Your goal: Tally the lines of the listing that contain the string "values". Give the number and nothing else.

Figure dataset records:
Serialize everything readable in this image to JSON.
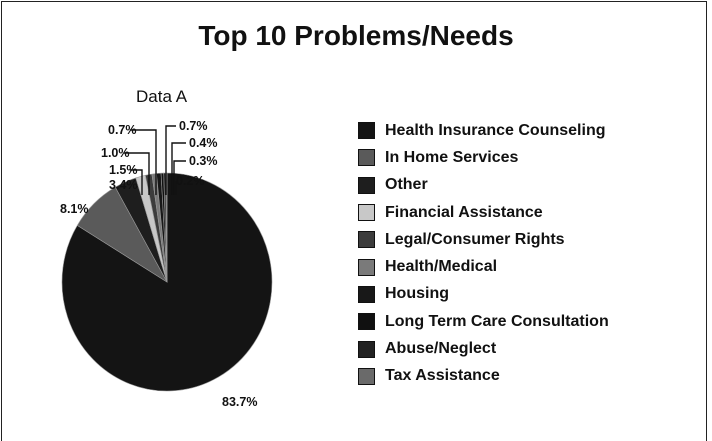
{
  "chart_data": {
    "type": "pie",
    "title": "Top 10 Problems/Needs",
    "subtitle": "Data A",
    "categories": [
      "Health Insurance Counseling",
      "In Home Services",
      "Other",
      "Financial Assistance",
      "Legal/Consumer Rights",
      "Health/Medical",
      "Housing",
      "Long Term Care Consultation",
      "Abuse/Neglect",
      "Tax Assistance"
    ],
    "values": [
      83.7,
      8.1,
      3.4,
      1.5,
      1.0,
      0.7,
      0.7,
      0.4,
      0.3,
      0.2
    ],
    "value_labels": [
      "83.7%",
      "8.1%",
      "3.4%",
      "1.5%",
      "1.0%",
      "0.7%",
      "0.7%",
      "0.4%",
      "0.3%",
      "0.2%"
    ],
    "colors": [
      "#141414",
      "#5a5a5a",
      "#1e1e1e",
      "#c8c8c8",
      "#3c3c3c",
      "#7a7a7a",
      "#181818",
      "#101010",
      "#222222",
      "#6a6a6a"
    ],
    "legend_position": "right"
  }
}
---
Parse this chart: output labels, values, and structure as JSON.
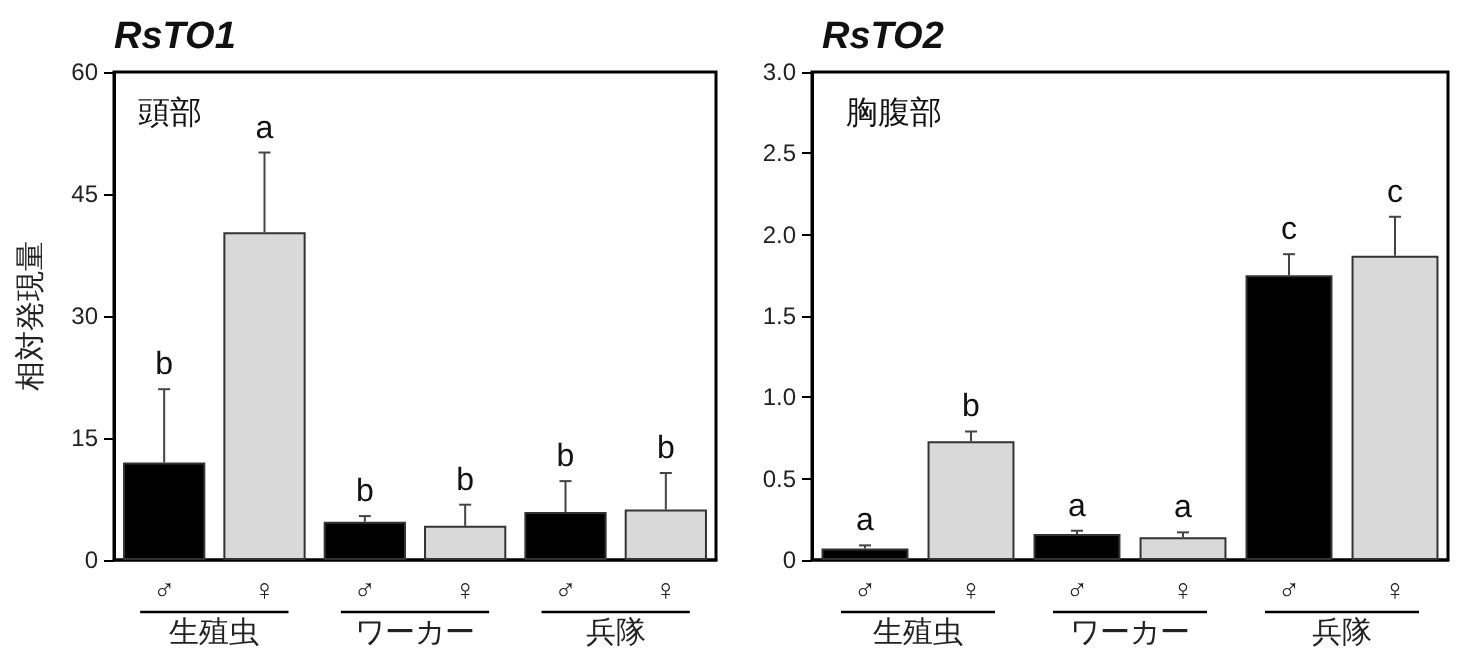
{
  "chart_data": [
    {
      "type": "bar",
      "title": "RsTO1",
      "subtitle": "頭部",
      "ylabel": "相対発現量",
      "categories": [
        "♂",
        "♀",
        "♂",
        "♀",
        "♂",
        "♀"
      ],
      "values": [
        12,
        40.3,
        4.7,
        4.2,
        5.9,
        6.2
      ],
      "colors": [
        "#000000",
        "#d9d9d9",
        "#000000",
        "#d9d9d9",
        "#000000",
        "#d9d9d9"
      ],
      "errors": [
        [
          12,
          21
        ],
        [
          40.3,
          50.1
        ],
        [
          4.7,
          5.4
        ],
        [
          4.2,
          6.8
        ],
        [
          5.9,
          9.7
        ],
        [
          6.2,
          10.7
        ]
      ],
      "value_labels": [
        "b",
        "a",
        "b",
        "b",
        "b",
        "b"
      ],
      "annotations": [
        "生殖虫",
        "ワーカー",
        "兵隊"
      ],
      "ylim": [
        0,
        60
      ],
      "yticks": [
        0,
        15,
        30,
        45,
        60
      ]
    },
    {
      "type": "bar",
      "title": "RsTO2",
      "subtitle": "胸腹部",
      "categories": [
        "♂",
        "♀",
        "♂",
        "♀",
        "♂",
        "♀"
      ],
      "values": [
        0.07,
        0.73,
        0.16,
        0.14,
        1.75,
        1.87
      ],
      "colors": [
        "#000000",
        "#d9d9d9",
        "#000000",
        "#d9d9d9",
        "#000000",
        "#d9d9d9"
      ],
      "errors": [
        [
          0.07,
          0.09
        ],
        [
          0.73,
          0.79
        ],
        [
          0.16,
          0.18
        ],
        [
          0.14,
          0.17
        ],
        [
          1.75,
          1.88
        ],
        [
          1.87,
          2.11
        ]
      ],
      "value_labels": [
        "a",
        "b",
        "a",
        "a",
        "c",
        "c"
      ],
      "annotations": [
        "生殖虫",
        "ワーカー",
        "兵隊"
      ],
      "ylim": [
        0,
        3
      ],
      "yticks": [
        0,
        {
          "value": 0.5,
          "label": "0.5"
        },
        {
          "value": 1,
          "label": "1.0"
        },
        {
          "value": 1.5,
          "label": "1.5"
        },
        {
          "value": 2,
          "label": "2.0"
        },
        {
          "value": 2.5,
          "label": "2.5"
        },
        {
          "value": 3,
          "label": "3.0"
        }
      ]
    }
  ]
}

Reply: 4